[Data records]
────────────────────

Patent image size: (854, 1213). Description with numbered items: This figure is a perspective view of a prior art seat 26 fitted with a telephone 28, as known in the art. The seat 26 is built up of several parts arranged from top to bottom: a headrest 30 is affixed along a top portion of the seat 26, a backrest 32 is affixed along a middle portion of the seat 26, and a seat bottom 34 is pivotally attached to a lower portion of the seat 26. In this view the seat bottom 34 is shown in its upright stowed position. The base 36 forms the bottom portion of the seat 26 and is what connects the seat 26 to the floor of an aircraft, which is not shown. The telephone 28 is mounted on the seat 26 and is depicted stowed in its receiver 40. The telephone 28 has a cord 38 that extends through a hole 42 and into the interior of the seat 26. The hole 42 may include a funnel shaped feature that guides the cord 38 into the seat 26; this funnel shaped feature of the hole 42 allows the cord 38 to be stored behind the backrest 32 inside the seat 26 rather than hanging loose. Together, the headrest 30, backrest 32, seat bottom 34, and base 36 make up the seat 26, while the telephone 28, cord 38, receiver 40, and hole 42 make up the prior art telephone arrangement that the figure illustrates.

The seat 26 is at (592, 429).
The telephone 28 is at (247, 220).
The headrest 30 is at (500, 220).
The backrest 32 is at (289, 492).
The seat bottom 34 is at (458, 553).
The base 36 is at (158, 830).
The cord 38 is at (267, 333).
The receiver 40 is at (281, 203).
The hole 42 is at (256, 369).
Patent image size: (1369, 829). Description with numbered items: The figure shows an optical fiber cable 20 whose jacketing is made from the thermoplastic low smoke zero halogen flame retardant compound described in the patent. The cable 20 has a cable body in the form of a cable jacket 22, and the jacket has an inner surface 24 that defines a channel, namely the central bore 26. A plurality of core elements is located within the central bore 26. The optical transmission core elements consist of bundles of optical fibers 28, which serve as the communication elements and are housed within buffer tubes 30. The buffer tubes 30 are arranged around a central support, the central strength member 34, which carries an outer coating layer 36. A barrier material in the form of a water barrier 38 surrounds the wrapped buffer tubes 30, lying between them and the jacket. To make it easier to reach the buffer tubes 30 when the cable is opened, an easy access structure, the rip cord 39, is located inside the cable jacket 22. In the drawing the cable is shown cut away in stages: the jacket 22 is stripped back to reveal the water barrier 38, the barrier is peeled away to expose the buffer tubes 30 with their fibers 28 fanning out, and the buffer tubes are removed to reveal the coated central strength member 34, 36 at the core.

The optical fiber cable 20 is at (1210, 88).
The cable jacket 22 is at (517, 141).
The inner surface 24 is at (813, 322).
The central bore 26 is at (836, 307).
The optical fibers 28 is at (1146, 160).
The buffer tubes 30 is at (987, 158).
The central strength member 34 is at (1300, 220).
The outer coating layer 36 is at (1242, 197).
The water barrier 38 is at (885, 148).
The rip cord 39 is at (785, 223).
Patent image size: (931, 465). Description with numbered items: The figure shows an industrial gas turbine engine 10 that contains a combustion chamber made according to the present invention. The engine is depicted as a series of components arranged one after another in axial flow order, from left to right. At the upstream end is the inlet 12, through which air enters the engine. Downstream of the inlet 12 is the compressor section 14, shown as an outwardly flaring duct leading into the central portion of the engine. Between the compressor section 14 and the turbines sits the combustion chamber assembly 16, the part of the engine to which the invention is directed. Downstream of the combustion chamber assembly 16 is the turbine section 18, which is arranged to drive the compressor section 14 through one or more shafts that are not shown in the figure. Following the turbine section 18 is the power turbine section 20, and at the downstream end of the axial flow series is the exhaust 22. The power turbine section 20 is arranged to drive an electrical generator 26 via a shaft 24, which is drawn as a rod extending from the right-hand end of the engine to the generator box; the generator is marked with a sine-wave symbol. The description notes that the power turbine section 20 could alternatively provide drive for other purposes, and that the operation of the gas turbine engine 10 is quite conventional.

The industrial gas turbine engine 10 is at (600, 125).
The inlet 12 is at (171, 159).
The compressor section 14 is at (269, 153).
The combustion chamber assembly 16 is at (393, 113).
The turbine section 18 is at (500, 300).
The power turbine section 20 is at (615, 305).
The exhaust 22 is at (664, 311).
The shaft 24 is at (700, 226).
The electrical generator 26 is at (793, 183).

────────────────────

• _Task prompt_:
Change every instance of "Patent image size" in the lines above to "Figure size" and leave the rest of the lines unchanged.

• _Response to the task_:
Figure size: (854, 1213). Description with numbered items: This figure is a perspective view of a prior art seat 26 fitted with a telephone 28, as known in the art. The seat 26 is built up of several parts arranged from top to bottom: a headrest 30 is affixed along a top portion of the seat 26, a backrest 32 is affixed along a middle portion of the seat 26, and a seat bottom 34 is pivotally attached to a lower portion of the seat 26. In this view the seat bottom 34 is shown in its upright stowed position. The base 36 forms the bottom portion of the seat 26 and is what connects the seat 26 to the floor of an aircraft, which is not shown. The telephone 28 is mounted on the seat 26 and is depicted stowed in its receiver 40. The telephone 28 has a cord 38 that extends through a hole 42 and into the interior of the seat 26. The hole 42 may include a funnel shaped feature that guides the cord 38 into the seat 26; this funnel shaped feature of the hole 42 allows the cord 38 to be stored behind the backrest 32 inside the seat 26 rather than hanging loose. Together, the headrest 30, backrest 32, seat bottom 34, and base 36 make up the seat 26, while the telephone 28, cord 38, receiver 40, and hole 42 make up the prior art telephone arrangement that the figure illustrates.

The seat 26 is at (592, 429).
The telephone 28 is at (247, 220).
The headrest 30 is at (500, 220).
The backrest 32 is at (289, 492).
The seat bottom 34 is at (458, 553).
The base 36 is at (158, 830).
The cord 38 is at (267, 333).
The receiver 40 is at (281, 203).
The hole 42 is at (256, 369).
Figure size: (1369, 829). Description with numbered items: The figure shows an optical fiber cable 20 whose jacketing is made from the thermoplastic low smoke zero halogen flame retardant compound described in the patent. The cable 20 has a cable body in the form of a cable jacket 22, and the jacket has an inner surface 24 that defines a channel, namely the central bore 26. A plurality of core elements is located within the central bore 26. The optical transmission core elements consist of bundles of optical fibers 28, which serve as the communication elements and are housed within buffer tubes 30. The buffer tubes 30 are arranged around a central support, the central strength member 34, which carries an outer coating layer 36. A barrier material in the form of a water barrier 38 surrounds the wrapped buffer tubes 30, lying between them and the jacket. To make it easier to reach the buffer tubes 30 when the cable is opened, an easy access structure, the rip cord 39, is located inside the cable jacket 22. In the drawing the cable is shown cut away in stages: the jacket 22 is stripped back to reveal the water barrier 38, the barrier is peeled away to expose the buffer tubes 30 with their fibers 28 fanning out, and the buffer tubes are removed to reveal the coated central strength member 34, 36 at the core.

The optical fiber cable 20 is at (1210, 88).
The cable jacket 22 is at (517, 141).
The inner surface 24 is at (813, 322).
The central bore 26 is at (836, 307).
The optical fibers 28 is at (1146, 160).
The buffer tubes 30 is at (987, 158).
The central strength member 34 is at (1300, 220).
The outer coating layer 36 is at (1242, 197).
The water barrier 38 is at (885, 148).
The rip cord 39 is at (785, 223).
Figure size: (931, 465). Description with numbered items: The figure shows an industrial gas turbine engine 10 that contains a combustion chamber made according to the present invention. The engine is depicted as a series of components arranged one after another in axial flow order, from left to right. At the upstream end is the inlet 12, through which air enters the engine. Downstream of the inlet 12 is the compressor section 14, shown as an outwardly flaring duct leading into the central portion of the engine. Between the compressor section 14 and the turbines sits the combustion chamber assembly 16, the part of the engine to which the invention is directed. Downstream of the combustion chamber assembly 16 is the turbine section 18, which is arranged to drive the compressor section 14 through one or more shafts that are not shown in the figure. Following the turbine section 18 is the power turbine section 20, and at the downstream end of the axial flow series is the exhaust 22. The power turbine section 20 is arranged to drive an electrical generator 26 via a shaft 24, which is drawn as a rod extending from the right-hand end of the engine to the generator box; the generator is marked with a sine-wave symbol. The description notes that the power turbine section 20 could alternatively provide drive for other purposes, and that the operation of the gas turbine engine 10 is quite conventional.

The industrial gas turbine engine 10 is at (600, 125).
The inlet 12 is at (171, 159).
The compressor section 14 is at (269, 153).
The combustion chamber assembly 16 is at (393, 113).
The turbine section 18 is at (500, 300).
The power turbine section 20 is at (615, 305).
The exhaust 22 is at (664, 311).
The shaft 24 is at (700, 226).
The electrical generator 26 is at (793, 183).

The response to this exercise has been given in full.